■ **DATASET EXTRACT**:
----------
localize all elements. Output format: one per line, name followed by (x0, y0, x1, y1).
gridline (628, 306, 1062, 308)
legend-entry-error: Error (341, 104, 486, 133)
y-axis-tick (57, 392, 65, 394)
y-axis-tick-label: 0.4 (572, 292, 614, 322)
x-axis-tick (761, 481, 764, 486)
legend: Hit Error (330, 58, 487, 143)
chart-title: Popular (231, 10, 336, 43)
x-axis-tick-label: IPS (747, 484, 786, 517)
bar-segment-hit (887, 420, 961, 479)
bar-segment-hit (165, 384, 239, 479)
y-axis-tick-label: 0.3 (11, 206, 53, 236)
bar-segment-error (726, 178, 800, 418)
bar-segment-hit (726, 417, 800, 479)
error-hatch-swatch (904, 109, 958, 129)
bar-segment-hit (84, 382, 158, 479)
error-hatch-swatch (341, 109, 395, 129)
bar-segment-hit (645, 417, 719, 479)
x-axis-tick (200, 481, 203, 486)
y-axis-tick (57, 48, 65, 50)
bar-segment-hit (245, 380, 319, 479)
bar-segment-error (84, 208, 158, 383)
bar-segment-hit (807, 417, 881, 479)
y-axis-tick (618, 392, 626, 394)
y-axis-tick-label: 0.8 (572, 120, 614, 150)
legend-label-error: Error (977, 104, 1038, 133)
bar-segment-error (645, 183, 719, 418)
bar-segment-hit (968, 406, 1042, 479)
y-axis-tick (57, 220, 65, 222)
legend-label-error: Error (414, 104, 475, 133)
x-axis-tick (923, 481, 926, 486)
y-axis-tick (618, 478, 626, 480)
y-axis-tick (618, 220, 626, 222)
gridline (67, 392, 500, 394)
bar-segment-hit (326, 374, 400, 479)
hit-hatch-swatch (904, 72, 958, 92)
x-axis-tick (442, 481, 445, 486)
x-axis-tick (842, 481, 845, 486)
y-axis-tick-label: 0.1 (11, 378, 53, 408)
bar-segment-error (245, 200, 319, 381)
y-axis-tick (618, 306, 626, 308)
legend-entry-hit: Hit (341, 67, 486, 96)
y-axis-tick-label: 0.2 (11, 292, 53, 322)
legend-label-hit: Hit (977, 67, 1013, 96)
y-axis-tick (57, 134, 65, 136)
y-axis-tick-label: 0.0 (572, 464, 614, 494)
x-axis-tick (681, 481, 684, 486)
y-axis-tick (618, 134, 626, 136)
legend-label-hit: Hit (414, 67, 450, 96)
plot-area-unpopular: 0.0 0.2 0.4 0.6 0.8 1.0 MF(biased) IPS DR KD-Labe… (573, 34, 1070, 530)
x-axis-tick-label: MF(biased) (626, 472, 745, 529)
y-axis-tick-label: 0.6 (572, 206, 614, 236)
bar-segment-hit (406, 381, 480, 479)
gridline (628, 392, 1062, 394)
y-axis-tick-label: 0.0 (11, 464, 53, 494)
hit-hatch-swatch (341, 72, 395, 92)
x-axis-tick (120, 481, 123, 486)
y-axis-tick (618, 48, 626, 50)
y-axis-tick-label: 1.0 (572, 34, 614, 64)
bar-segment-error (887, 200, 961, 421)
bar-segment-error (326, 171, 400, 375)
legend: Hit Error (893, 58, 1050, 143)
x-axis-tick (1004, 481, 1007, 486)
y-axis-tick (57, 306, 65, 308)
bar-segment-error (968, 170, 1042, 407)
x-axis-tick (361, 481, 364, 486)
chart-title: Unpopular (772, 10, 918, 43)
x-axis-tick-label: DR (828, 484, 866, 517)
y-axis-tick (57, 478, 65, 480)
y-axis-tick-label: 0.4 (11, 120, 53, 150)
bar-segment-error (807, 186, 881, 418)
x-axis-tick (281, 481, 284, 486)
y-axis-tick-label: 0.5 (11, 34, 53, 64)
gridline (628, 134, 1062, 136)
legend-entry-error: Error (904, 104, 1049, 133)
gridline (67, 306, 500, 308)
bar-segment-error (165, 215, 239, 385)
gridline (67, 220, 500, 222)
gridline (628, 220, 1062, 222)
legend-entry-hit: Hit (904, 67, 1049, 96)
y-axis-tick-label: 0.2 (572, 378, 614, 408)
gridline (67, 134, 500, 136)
----------
■ **THE REQUEST**:
Please repeat the listing from its first line up to and including the line with "y-axis-tick-label: 0.8 (572, 120, 614, 150)", switching "bar-segment-hit" to "bar-segment-success" and leaving everything else unchanged. Give only those lines.

■ **OUTPUT**:
localize all elements. Output format: one per line, name followed by (x0, y0, x1, y1).
gridline (628, 306, 1062, 308)
legend-entry-error: Error (341, 104, 486, 133)
y-axis-tick (57, 392, 65, 394)
y-axis-tick-label: 0.4 (572, 292, 614, 322)
x-axis-tick (761, 481, 764, 486)
legend: Hit Error (330, 58, 487, 143)
chart-title: Popular (231, 10, 336, 43)
x-axis-tick-label: IPS (747, 484, 786, 517)
bar-segment-success (887, 420, 961, 479)
bar-segment-success (165, 384, 239, 479)
y-axis-tick-label: 0.3 (11, 206, 53, 236)
bar-segment-error (726, 178, 800, 418)
bar-segment-success (726, 417, 800, 479)
error-hatch-swatch (904, 109, 958, 129)
bar-segment-success (84, 382, 158, 479)
error-hatch-swatch (341, 109, 395, 129)
bar-segment-success (645, 417, 719, 479)
x-axis-tick (200, 481, 203, 486)
y-axis-tick (57, 48, 65, 50)
bar-segment-success (245, 380, 319, 479)
bar-segment-error (84, 208, 158, 383)
bar-segment-success (807, 417, 881, 479)
y-axis-tick (618, 392, 626, 394)
y-axis-tick-label: 0.8 (572, 120, 614, 150)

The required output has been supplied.